### [Stored records]
————
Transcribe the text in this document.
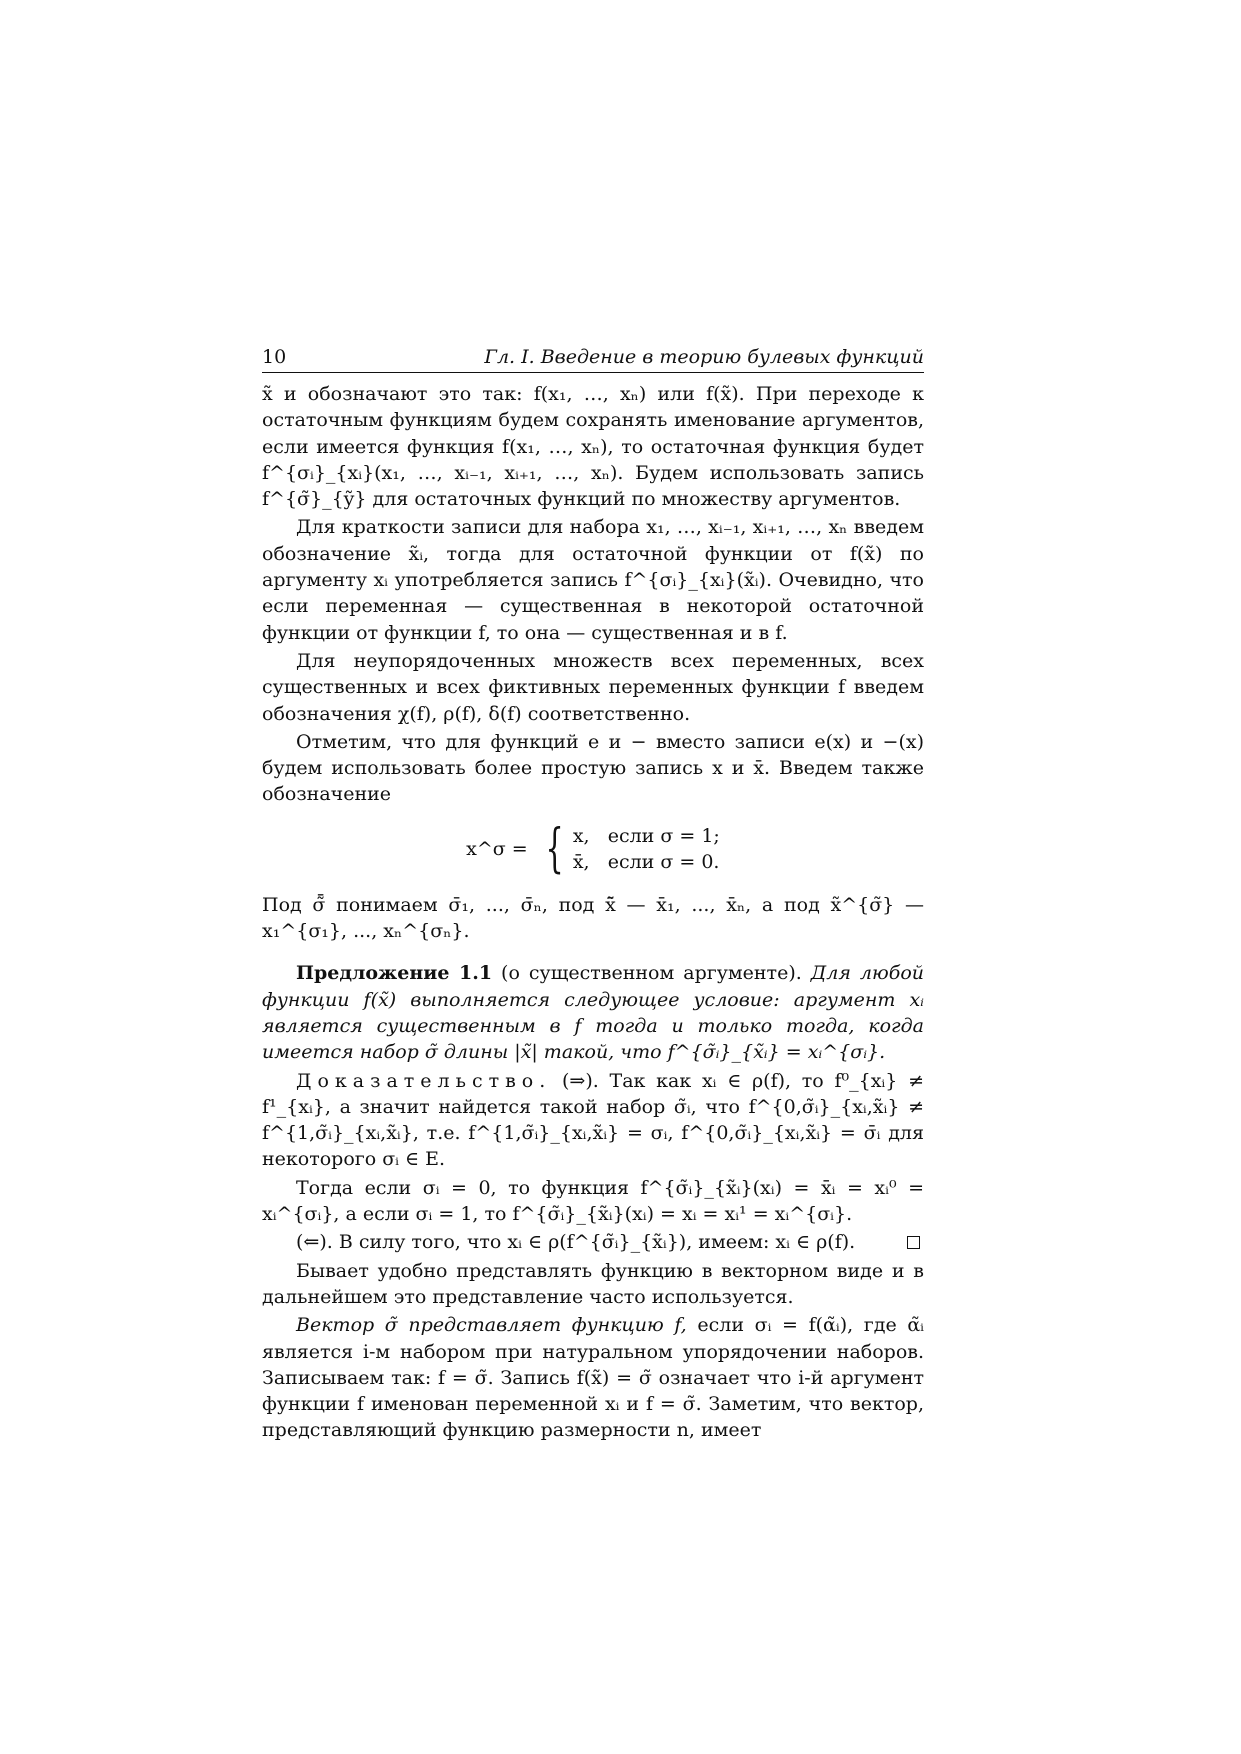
10	Гл. I. Введение в теорию булевых функций

x̃ и обозначают это так: f(x₁, …, xₙ) или f(x̃). При переходе к остаточным функциям будем сохранять именование аргументов, если имеется функция f(x₁, …, xₙ), то остаточная функция будет f^{σᵢ}_{xᵢ}(x₁, …, xᵢ₋₁, xᵢ₊₁, …, xₙ). Будем использовать запись f^{σ̃}_{ỹ} для остаточных функций по множеству аргументов.

Для краткости записи для набора x₁, …, xᵢ₋₁, xᵢ₊₁, …, xₙ введем обозначение x̃ᵢ, тогда для остаточной функции от f(x̃) по аргументу xᵢ употребляется запись f^{σᵢ}_{xᵢ}(x̃ᵢ). Очевидно, что если переменная — существенная в некоторой остаточной функции от функции f, то она — существенная и в f.

Для неупорядоченных множеств всех переменных, всех существенных и всех фиктивных переменных функции f введем обозначения χ(f), ρ(f), δ(f) соответственно.

Отметим, что для функций e и − вместо записи e(x) и −(x) будем использовать более простую запись x и x̄. Введем также обозначение

x^σ = { x,   если σ = 1;
x̄,   если σ = 0.

Под σ̃̄ понимаем σ̄₁, ..., σ̄ₙ, под x̃̄ — x̄₁, ..., x̄ₙ, а под x̃^{σ̃} — x₁^{σ₁}, ..., xₙ^{σₙ}.

Предложение 1.1 (о существенном аргументе). Для любой функции f(x̃) выполняется следующее условие: аргумент xᵢ является существенным в f тогда и только тогда, когда имеется набор σ̃ длины |x̃| такой, что f^{σ̃ᵢ}_{x̃ᵢ} = xᵢ^{σᵢ}.

Доказательство. (⇒). Так как xᵢ ∈ ρ(f), то f⁰_{xᵢ} ≠ f¹_{xᵢ}, а значит найдется такой набор σ̃ᵢ, что f^{0,σ̃ᵢ}_{xᵢ,x̃ᵢ} ≠ f^{1,σ̃ᵢ}_{xᵢ,x̃ᵢ}, т.е. f^{1,σ̃ᵢ}_{xᵢ,x̃ᵢ} = σᵢ, f^{0,σ̃ᵢ}_{xᵢ,x̃ᵢ} = σ̄ᵢ для некоторого σᵢ ∈ E.

Тогда если σᵢ = 0, то функция f^{σ̃ᵢ}_{x̃ᵢ}(xᵢ) = x̄ᵢ = xᵢ⁰ = xᵢ^{σᵢ}, а если σᵢ = 1, то f^{σ̃ᵢ}_{x̃ᵢ}(xᵢ) = xᵢ = xᵢ¹ = xᵢ^{σᵢ}.

(⇐). В силу того, что xᵢ ∈ ρ(f^{σ̃ᵢ}_{x̃ᵢ}), имеем: xᵢ ∈ ρ(f).

Бывает удобно представлять функцию в векторном виде и в дальнейшем это представление часто используется.

Вектор σ̃ представляет функцию f, если σᵢ = f(α̃ᵢ), где α̃ᵢ является i-м набором при натуральном упорядочении наборов. Записываем так: f = σ̃. Запись f(x̃) = σ̃ означает что i-й аргумент функции f именован переменной xᵢ и f = σ̃. Заметим, что вектор, представляющий функцию размерности n, имеет
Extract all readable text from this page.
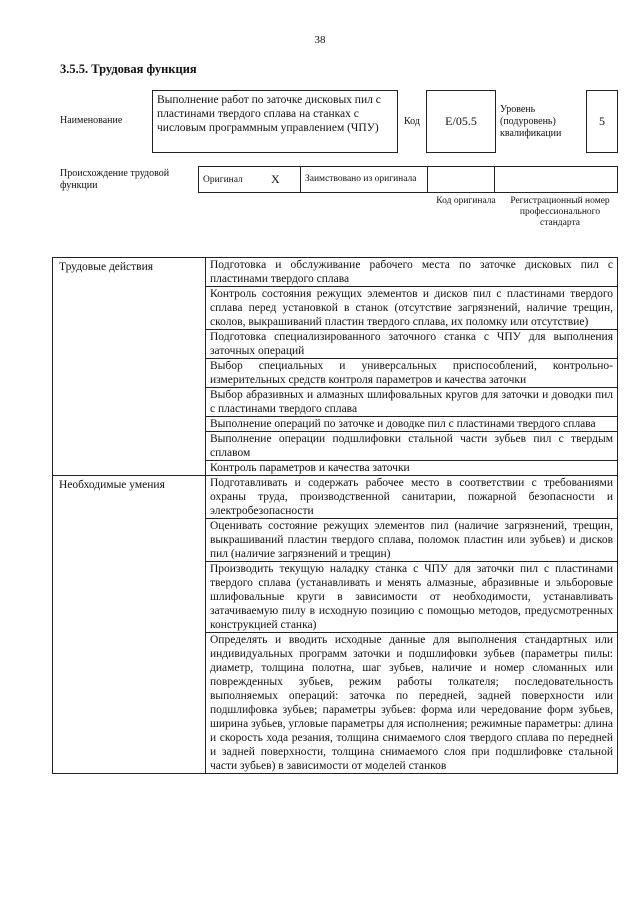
38
3.5.5. Трудовая функция
Наименование
Выполнение работ по заточке дисковых пил с пластинами твердого сплава на станках с числовым программным управлением (ЧПУ)
Код	E/05.5
Уровень (подуровень) квалификации
5
Происхождение трудовой функции
Оригинал	X	Заимствовано из оригинала		
Код оригинала	Регистрационный номер профессионального стандарта
Трудовые действия	Подготовка и обслуживание рабочего места по заточке дисковых пил с пластинами твердого сплава
	Контроль состояния режущих элементов и дисков пил с пластинами твердого сплава перед установкой в станок (отсутствие загрязнений, наличие трещин, сколов, выкрашиваний пластин твердого сплава, их поломку или отсутствие)
	Подготовка специализированного заточного станка с ЧПУ для выполнения заточных операций
	Выбор специальных и универсальных приспособлений, контрольно-измерительных средств контроля параметров и качества заточки
	Выбор абразивных и алмазных шлифовальных кругов для заточки и доводки пил с пластинами твердого сплава
	Выполнение операций по заточке и доводке пил с пластинами твердого сплава
	Выполнение операции подшлифовки стальной части зубьев пил с твердым сплавом
	Контроль параметров и качества заточки
Необходимые умения	Подготавливать и содержать рабочее место в соответствии с требованиями охраны труда, производственной санитарии, пожарной безопасности и электробезопасности
	Оценивать состояние режущих элементов пил (наличие загрязнений, трещин, выкрашиваний пластин твердого сплава, поломок пластин или зубьев) и дисков пил (наличие загрязнений и трещин)
	Производить текущую наладку станка с ЧПУ для заточки пил с пластинами твердого сплава (устанавливать и менять алмазные, абразивные и эльборовые шлифовальные круги в зависимости от необходимости, устанавливать затачиваемую пилу в исходную позицию с помощью методов, предусмотренных конструкцией станка)
	Определять и вводить исходные данные для выполнения стандартных или индивидуальных программ заточки и подшлифовки зубьев (параметры пилы: диаметр, толщина полотна, шаг зубьев, наличие и номер сломанных или поврежденных зубьев, режим работы толкателя; последовательность выполняемых операций: заточка по передней, задней поверхности или подшлифовка зубьев; параметры зубьев: форма или чередование форм зубьев, ширина зубьев, угловые параметры для исполнения; режимные параметры: длина и скорость хода резания, толщина снимаемого слоя твердого сплава по передней и задней поверхности, толщина снимаемого слоя при подшлифовке стальной части зубьев) в зависимости от моделей станков
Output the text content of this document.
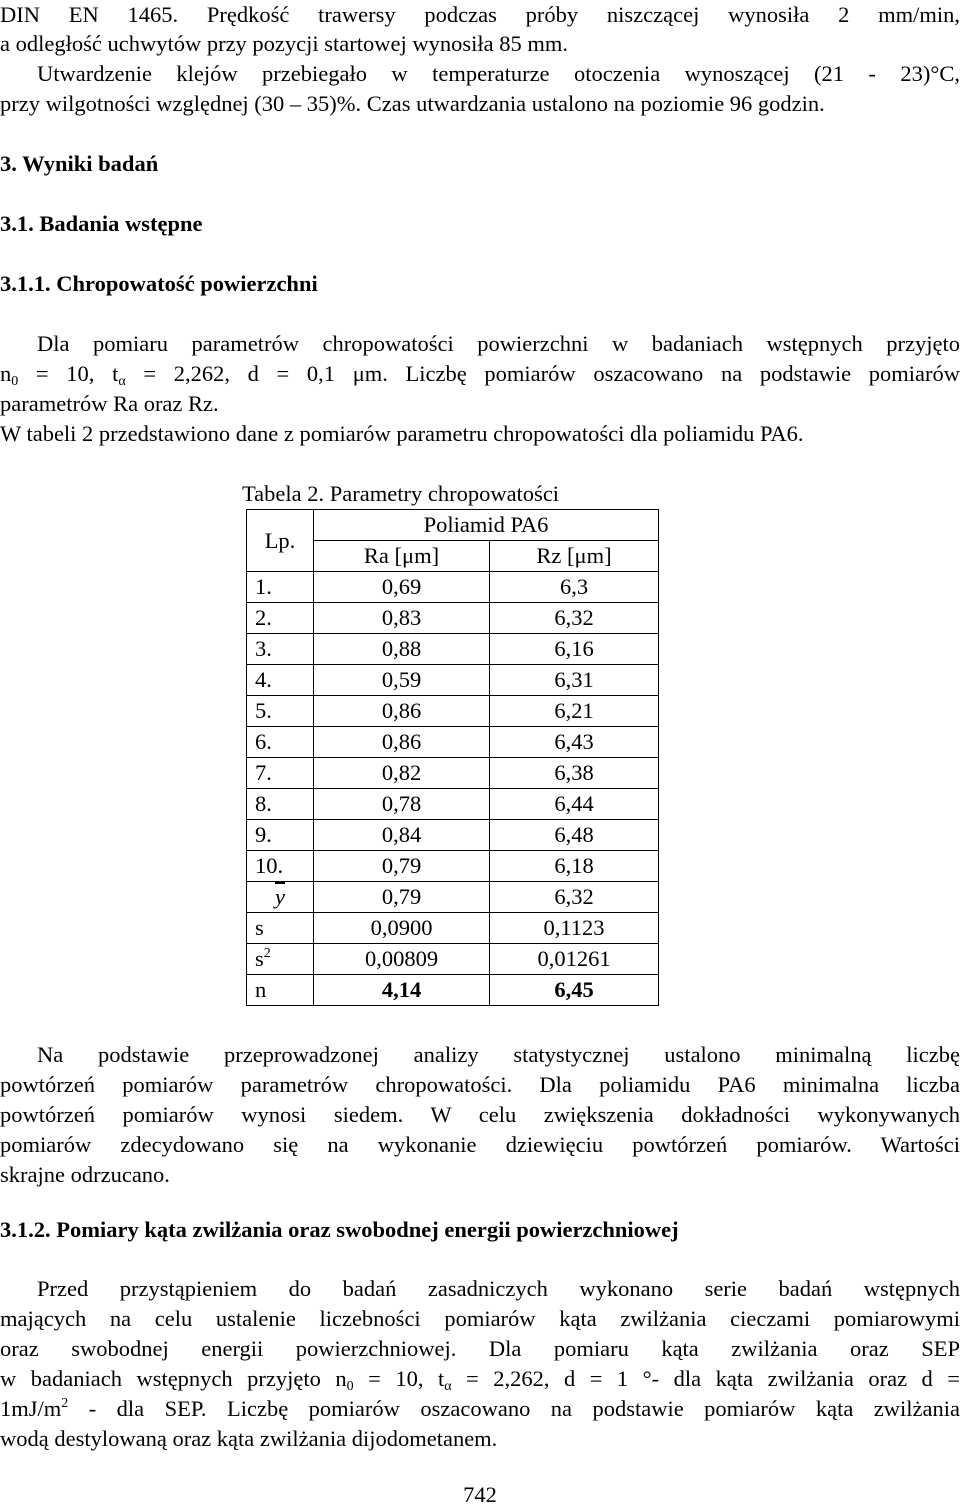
DIN EN 1465. Prędkość trawersy podczas próby niszczącej wynosiła 2 mm/min,

a odległość uchwytów przy pozycji startowej wynosiła 85 mm.

Utwardzenie klejów przebiegało w temperaturze otoczenia wynoszącej (21 - 23)°C,

przy wilgotności względnej (30 – 35)%. Czas utwardzania ustalono na poziomie 96 godzin.

3. Wyniki badań

3.1. Badania wstępne

3.1.1. Chropowatość powierzchni

Dla pomiaru parametrów chropowatości powierzchni w badaniach wstępnych przyjęto

$n_0 = 10$, $t_\alpha = 2,262$, d = 0,1 μm. Liczbę pomiarów oszacowano na podstawie pomiarów

parametrów Ra oraz Rz.

W tabeli 2 przedstawiono dane z pomiarów parametru chropowatości dla poliamidu PA6.

Tabela 2. Parametry chropowatości
Lp.	Poliamid PA6	
	Ra [μm]	Rz [μm]
1.	0,69	6,3
2.	0,83	6,32
3.	0,88	6,16
4.	0,59	6,31
5.	0,86	6,21
6.	0,86	6,43
7.	0,82	6,38
8.	0,78	6,44
9.	0,84	6,48
10.	0,79	6,18
$\overline{y}$	0,79	6,32
s	0,0900	0,1123
$s^2$	0,00809	0,01261
n	4,14	6,45

Na podstawie przeprowadzonej analizy statystycznej ustalono minimalną liczbę

powtórzeń pomiarów parametrów chropowatości. Dla poliamidu PA6 minimalna liczba

powtórzeń pomiarów wynosi siedem. W celu zwiększenia dokładności wykonywanych

pomiarów zdecydowano się na wykonanie dziewięciu powtórzeń pomiarów. Wartości

skrajne odrzucano.

3.1.2. Pomiary kąta zwilżania oraz swobodnej energii powierzchniowej

Przed przystąpieniem do badań zasadniczych wykonano serie badań wstępnych

mających na celu ustalenie liczebności pomiarów kąta zwilżania cieczami pomiarowymi

oraz swobodnej energii powierzchniowej. Dla pomiaru kąta zwilżania oraz SEP

w badaniach wstępnych przyjęto $n_0 = 10$, $t_\alpha = 2,262$, d = 1 °- dla kąta zwilżania oraz d =

$1mJ/m^2$ - dla SEP. Liczbę pomiarów oszacowano na podstawie pomiarów kąta zwilżania

wodą destylowaną oraz kąta zwilżania dijodometanem.

742
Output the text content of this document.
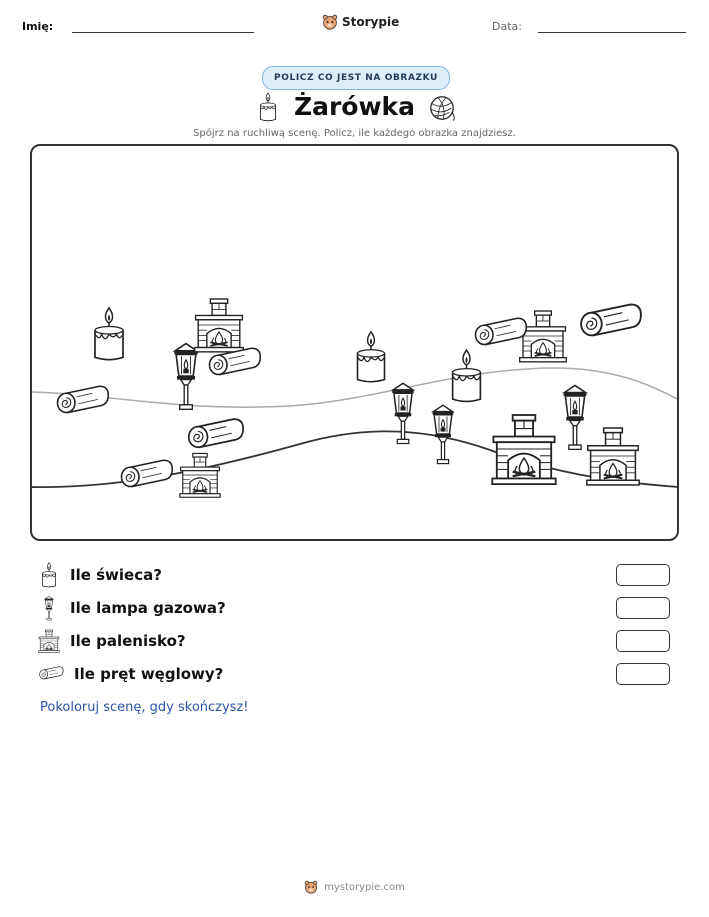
Imię:	Storypie	Data:
POLICZ CO JEST NA OBRAZKU
Żarówka
Spójrz na ruchliwą scenę. Policz, ile każdego obrazka znajdziesz.
Ile świeca?
Ile lampa gazowa?
Ile palenisko?
Ile pręt węglowy?
Pokoloruj scenę, gdy skończysz!
mystorypie.com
————
### [Task statement]
Count how many lines of the data include the word "обозначение". Your reply should be that number alone.

### [Written solution]
2